Please print all of the material below, word for word.
ENTRIES PROVIDED start
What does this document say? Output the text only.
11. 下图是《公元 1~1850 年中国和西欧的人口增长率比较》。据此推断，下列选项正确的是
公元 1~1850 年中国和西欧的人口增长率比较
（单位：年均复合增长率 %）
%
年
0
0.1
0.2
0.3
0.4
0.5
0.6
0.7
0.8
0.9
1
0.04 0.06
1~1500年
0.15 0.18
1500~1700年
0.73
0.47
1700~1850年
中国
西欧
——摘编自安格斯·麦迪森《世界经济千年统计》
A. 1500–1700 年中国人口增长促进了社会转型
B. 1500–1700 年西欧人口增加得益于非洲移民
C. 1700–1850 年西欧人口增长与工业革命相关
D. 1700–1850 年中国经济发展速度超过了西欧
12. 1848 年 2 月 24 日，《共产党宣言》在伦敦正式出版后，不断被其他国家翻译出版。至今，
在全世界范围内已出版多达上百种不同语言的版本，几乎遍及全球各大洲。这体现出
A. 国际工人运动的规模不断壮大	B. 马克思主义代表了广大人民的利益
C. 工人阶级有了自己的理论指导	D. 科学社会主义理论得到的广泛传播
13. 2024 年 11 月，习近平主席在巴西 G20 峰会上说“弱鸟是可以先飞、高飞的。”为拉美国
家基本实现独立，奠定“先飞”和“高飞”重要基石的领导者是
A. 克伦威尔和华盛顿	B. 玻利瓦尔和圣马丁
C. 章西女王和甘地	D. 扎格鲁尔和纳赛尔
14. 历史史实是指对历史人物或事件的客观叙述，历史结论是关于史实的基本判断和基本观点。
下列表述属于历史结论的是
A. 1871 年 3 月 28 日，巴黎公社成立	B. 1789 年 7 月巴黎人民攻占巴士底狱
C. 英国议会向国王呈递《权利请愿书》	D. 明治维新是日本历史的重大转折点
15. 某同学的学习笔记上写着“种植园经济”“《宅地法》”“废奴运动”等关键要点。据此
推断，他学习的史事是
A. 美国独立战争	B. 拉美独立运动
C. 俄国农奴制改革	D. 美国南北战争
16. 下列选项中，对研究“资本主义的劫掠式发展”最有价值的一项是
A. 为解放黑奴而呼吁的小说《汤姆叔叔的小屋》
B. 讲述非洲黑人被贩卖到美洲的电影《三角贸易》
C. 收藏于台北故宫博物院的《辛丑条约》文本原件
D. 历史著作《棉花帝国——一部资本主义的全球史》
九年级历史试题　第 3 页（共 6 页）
ENTRIES PROVIDED end
**SOLUTION TO THIS PROBLEM:**
What does this document say? Output the text only.
11. 下图是《公元 1~1850 年中国和西欧的人口增长率比较》。据此推断，下列选项正确的是
公元 1~1850 年中国和西欧的人口增长率比较
（单位：年均复合增长率 %）
%
年
0
0.1
0.2
0.3
0.4
0.5
0.6
0.7
0.8
0.9
1
0.04 0.06
1~1500年
0.15 0.18
1500~1700年
0.73
0.47
1700~1850年
中国
西欧
——摘编自安格斯·麦迪森《世界经济千年统计》
A. 1500–1700 年中国人口增长促进了社会转型
B. 1500–1700 年西欧人口增加得益于非洲移民
C. 1700–1850 年西欧人口增长与工业革命相关
D. 1700–1850 年中国经济发展速度超过了西欧
12. 1848 年 2 月 24 日，《共产党宣言》在伦敦正式出版后，不断被其他国家翻译出版。至今，
在全世界范围内已出版多达上百种不同语言的版本，几乎遍及全球各大洲。这体现出
A. 国际工人运动的规模不断壮大	B. 马克思主义代表了广大人民的利益
C. 工人阶级有了自己的理论指导	D. 科学社会主义理论得到的广泛传播
13. 2024 年 11 月，习近平主席在巴西 G20 峰会上说“弱鸟是可以先飞、高飞的。”为拉美国
家基本实现独立，奠定“先飞”和“高飞”重要基石的领导者是
A. 克伦威尔和华盛顿	B. 玻利瓦尔和圣马丁
C. 章西女王和甘地	D. 扎格鲁尔和纳赛尔
14. 历史史实是指对历史人物或事件的客观叙述，历史结论是关于史实的基本判断和基本观点。
下列表述属于历史结论的是
A. 1871 年 3 月 28 日，巴黎公社成立	B. 1789 年 7 月巴黎人民攻占巴士底狱
C. 英国议会向国王呈递《权利请愿书》	D. 明治维新是日本历史的重大转折点
15. 某同学的学习笔记上写着“种植园经济”“《宅地法》”“废奴运动”等关键要点。据此
推断，他学习的史事是
A. 美国独立战争	B. 拉美独立运动
C. 俄国农奴制改革	D. 美国南北战争
16. 下列选项中，对研究“资本主义的劫掠式发展”最有价值的一项是
A. 为解放黑奴而呼吁的小说《汤姆叔叔的小屋》
B. 讲述非洲黑人被贩卖到美洲的电影《三角贸易》
C. 收藏于台北故宫博物院的《辛丑条约》文本原件
D. 历史著作《棉花帝国——一部资本主义的全球史》
九年级历史试题　第 3 页（共 6 页）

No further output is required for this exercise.